Entries taken from a collection:
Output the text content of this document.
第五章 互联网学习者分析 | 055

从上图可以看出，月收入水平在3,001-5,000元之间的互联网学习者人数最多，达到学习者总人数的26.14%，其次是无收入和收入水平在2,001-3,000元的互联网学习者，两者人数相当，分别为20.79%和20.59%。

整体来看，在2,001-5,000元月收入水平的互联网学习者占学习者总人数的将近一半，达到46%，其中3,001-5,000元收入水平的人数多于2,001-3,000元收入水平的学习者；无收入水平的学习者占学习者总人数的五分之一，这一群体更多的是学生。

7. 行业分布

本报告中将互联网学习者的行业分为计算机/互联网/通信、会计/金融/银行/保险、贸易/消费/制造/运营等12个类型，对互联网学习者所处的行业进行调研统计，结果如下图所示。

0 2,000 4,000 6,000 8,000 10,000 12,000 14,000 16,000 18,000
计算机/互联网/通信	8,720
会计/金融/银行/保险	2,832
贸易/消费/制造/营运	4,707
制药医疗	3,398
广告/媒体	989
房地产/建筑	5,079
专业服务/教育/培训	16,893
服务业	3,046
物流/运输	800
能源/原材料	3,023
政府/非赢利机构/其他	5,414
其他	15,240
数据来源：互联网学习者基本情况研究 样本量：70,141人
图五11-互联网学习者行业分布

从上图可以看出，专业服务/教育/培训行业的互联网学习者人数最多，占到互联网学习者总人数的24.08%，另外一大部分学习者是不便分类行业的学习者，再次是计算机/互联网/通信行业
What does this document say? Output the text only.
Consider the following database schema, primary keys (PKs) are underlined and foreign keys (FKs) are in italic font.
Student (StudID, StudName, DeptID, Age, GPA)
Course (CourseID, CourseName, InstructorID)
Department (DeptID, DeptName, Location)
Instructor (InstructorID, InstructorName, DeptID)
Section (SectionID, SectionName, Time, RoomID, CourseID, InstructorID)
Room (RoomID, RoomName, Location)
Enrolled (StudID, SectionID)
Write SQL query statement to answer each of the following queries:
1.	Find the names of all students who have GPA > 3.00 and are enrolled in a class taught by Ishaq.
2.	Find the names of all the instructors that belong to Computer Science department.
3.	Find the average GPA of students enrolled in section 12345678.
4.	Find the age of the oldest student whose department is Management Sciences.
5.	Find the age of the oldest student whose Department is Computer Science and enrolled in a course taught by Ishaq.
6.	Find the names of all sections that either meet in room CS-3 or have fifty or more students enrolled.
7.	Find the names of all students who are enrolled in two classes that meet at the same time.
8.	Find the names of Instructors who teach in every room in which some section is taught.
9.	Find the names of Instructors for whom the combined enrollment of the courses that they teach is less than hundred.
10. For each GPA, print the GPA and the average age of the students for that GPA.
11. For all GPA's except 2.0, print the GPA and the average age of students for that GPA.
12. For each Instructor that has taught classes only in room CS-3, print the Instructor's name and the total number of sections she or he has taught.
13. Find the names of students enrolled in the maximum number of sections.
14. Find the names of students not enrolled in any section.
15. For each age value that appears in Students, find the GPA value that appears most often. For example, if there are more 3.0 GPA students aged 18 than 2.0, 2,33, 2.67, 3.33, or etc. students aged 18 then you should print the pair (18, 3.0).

→ **The request**: In the records above, collect each line with "DeptID".

→ **Answer below**:
Student (StudID, StudName, DeptID, Age, GPA)
Department (DeptID, DeptName, Location)
Instructor (InstructorID, InstructorName, DeptID)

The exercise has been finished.